* Task to complete:
Quote the listing in full, exactly as given, minus any pictures.
* Begin Data supplied *
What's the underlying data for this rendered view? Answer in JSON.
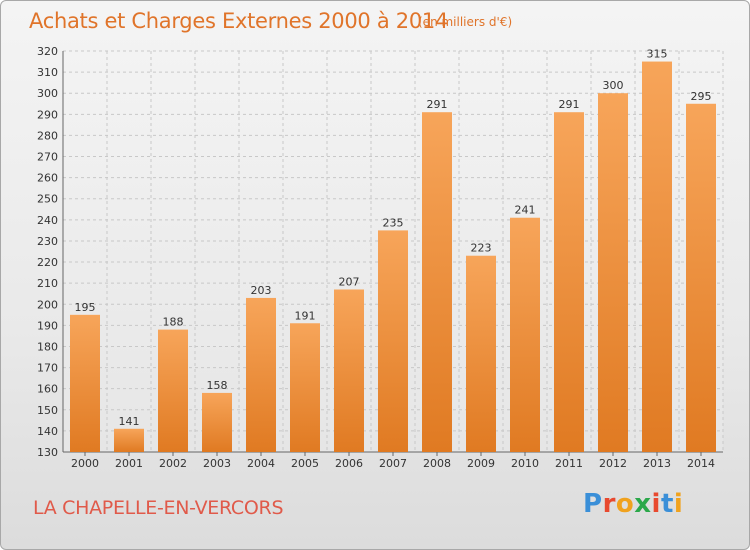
{
  "header": {
    "title": "Achats et Charges Externes 2000 à 2014",
    "subtitle": "(en milliers d'€)"
  },
  "footer": {
    "town": "LA CHAPELLE-EN-VERCORS",
    "logo_text": "Proxiti",
    "logo_colors": [
      "#3a8fd8",
      "#e8492f",
      "#f0a21e",
      "#2ba84a",
      "#e8492f",
      "#3a8fd8",
      "#f0a21e"
    ]
  },
  "colors": {
    "bar_top": "#f7a55a",
    "bar_bottom": "#e07a22",
    "grid": "#c8c8c8",
    "accent": "#e0742a"
  },
  "chart_data": {
    "type": "bar",
    "title": "Achats et Charges Externes 2000 à 2014",
    "subtitle": "(en milliers d'€)",
    "categories": [
      "2000",
      "2001",
      "2002",
      "2003",
      "2004",
      "2005",
      "2006",
      "2007",
      "2008",
      "2009",
      "2010",
      "2011",
      "2012",
      "2013",
      "2014"
    ],
    "values": [
      195,
      141,
      188,
      158,
      203,
      191,
      207,
      235,
      291,
      223,
      241,
      291,
      300,
      315,
      295
    ],
    "ylim": [
      130,
      320
    ],
    "yticks": [
      130,
      140,
      150,
      160,
      170,
      180,
      190,
      200,
      210,
      220,
      230,
      240,
      250,
      260,
      270,
      280,
      290,
      300,
      310,
      320
    ],
    "data_labels": true,
    "grid": true,
    "legend": "none"
  }
}
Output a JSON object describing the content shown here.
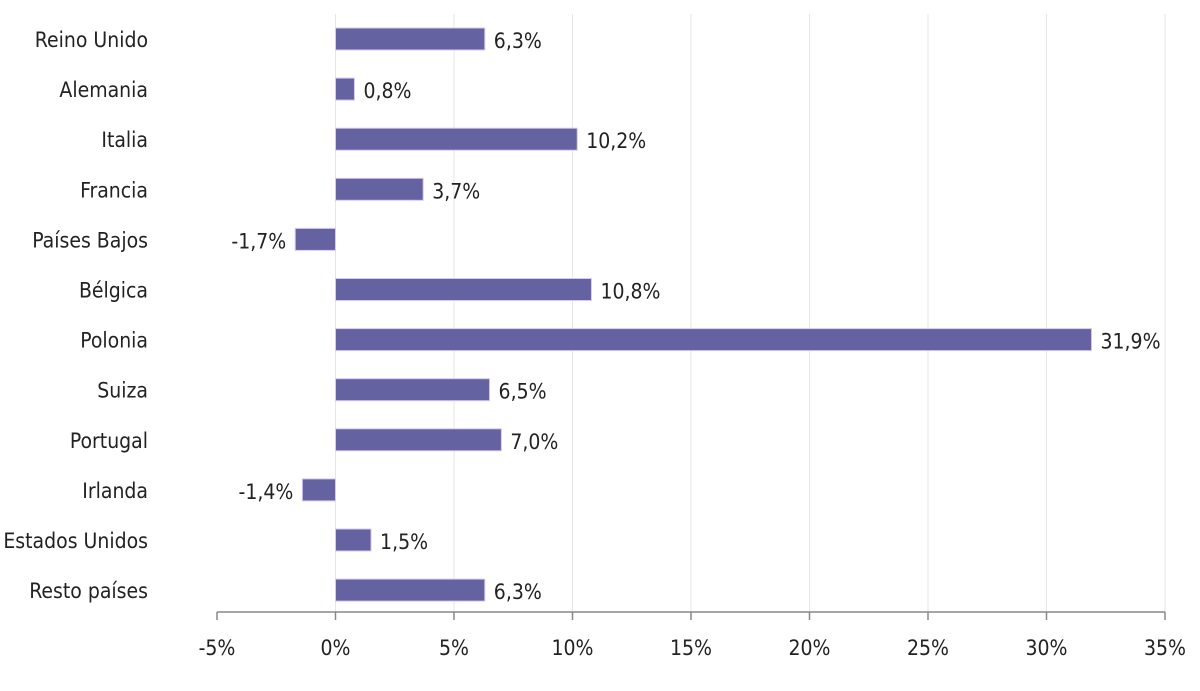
{
  "chart_data": {
    "type": "bar",
    "orientation": "horizontal",
    "categories": [
      "Reino Unido",
      "Alemania",
      "Italia",
      "Francia",
      "Países Bajos",
      "Bélgica",
      "Polonia",
      "Suiza",
      "Portugal",
      "Irlanda",
      "Estados Unidos",
      "Resto países"
    ],
    "values": [
      6.3,
      0.8,
      10.2,
      3.7,
      -1.7,
      10.8,
      31.9,
      6.5,
      7.0,
      -1.4,
      1.5,
      6.3
    ],
    "value_labels": [
      "6,3%",
      "0,8%",
      "10,2%",
      "3,7%",
      "-1,7%",
      "10,8%",
      "31,9%",
      "6,5%",
      "7,0%",
      "-1,4%",
      "1,5%",
      "6,3%"
    ],
    "xlim": [
      -5,
      35
    ],
    "x_ticks": [
      -5,
      0,
      5,
      10,
      15,
      20,
      25,
      30,
      35
    ],
    "x_tick_labels": [
      "-5%",
      "0%",
      "5%",
      "10%",
      "15%",
      "20%",
      "25%",
      "30%",
      "35%"
    ],
    "title": "",
    "xlabel": "",
    "ylabel": "",
    "grid": "vertical",
    "legend": "none",
    "bar_color": "#6462a0",
    "bar_edge_color": "#d9c8ec"
  }
}
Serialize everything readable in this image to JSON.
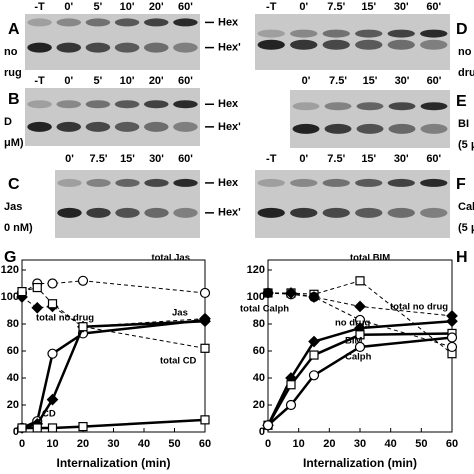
* End Data supplied *
* Written solution:
What's the underlying data for this rendered view? Answer in JSON.
{
  "header": {
    "title": "Achats et Charges Externes 2000 à 2014",
    "subtitle": "(en milliers d'€)"
  },
  "footer": {
    "town": "LA CHAPELLE-EN-VERCORS",
    "logo_text": "Proxiti",
    "logo_colors": [
      "#3a8fd8",
      "#e8492f",
      "#f0a21e",
      "#2ba84a",
      "#e8492f",
      "#3a8fd8",
      "#f0a21e"
    ]
  },
  "colors": {
    "bar_top": "#f7a55a",
    "bar_bottom": "#e07a22",
    "grid": "#c8c8c8",
    "accent": "#e0742a"
  },
  "chart_data": {
    "type": "bar",
    "title": "Achats et Charges Externes 2000 à 2014",
    "subtitle": "(en milliers d'€)",
    "categories": [
      "2000",
      "2001",
      "2002",
      "2003",
      "2004",
      "2005",
      "2006",
      "2007",
      "2008",
      "2009",
      "2010",
      "2011",
      "2012",
      "2013",
      "2014"
    ],
    "values": [
      195,
      141,
      188,
      158,
      203,
      191,
      207,
      235,
      291,
      223,
      241,
      291,
      300,
      315,
      295
    ],
    "ylim": [
      130,
      320
    ],
    "yticks": [
      130,
      140,
      150,
      160,
      170,
      180,
      190,
      200,
      210,
      220,
      230,
      240,
      250,
      260,
      270,
      280,
      290,
      300,
      310,
      320
    ],
    "data_labels": true,
    "grid": true,
    "legend": "none"
  }
}
Output a JSON object describing the content shown here.
{
  "chart_data": {
    "type": "bar",
    "orientation": "horizontal",
    "categories": [
      "Reino Unido",
      "Alemania",
      "Italia",
      "Francia",
      "Países Bajos",
      "Bélgica",
      "Polonia",
      "Suiza",
      "Portugal",
      "Irlanda",
      "Estados Unidos",
      "Resto países"
    ],
    "values": [
      6.3,
      0.8,
      10.2,
      3.7,
      -1.7,
      10.8,
      31.9,
      6.5,
      7.0,
      -1.4,
      1.5,
      6.3
    ],
    "value_labels": [
      "6,3%",
      "0,8%",
      "10,2%",
      "3,7%",
      "-1,7%",
      "10,8%",
      "31,9%",
      "6,5%",
      "7,0%",
      "-1,4%",
      "1,5%",
      "6,3%"
    ],
    "xlim": [
      -5,
      35
    ],
    "x_ticks": [
      -5,
      0,
      5,
      10,
      15,
      20,
      25,
      30,
      35
    ],
    "x_tick_labels": [
      "-5%",
      "0%",
      "5%",
      "10%",
      "15%",
      "20%",
      "25%",
      "30%",
      "35%"
    ],
    "title": "",
    "xlabel": "",
    "ylabel": "",
    "grid": "vertical",
    "legend": "none",
    "bar_color": "#6462a0",
    "bar_edge_color": "#d9c8ec"
  }
}
Serialize everything readable in this image to JSON.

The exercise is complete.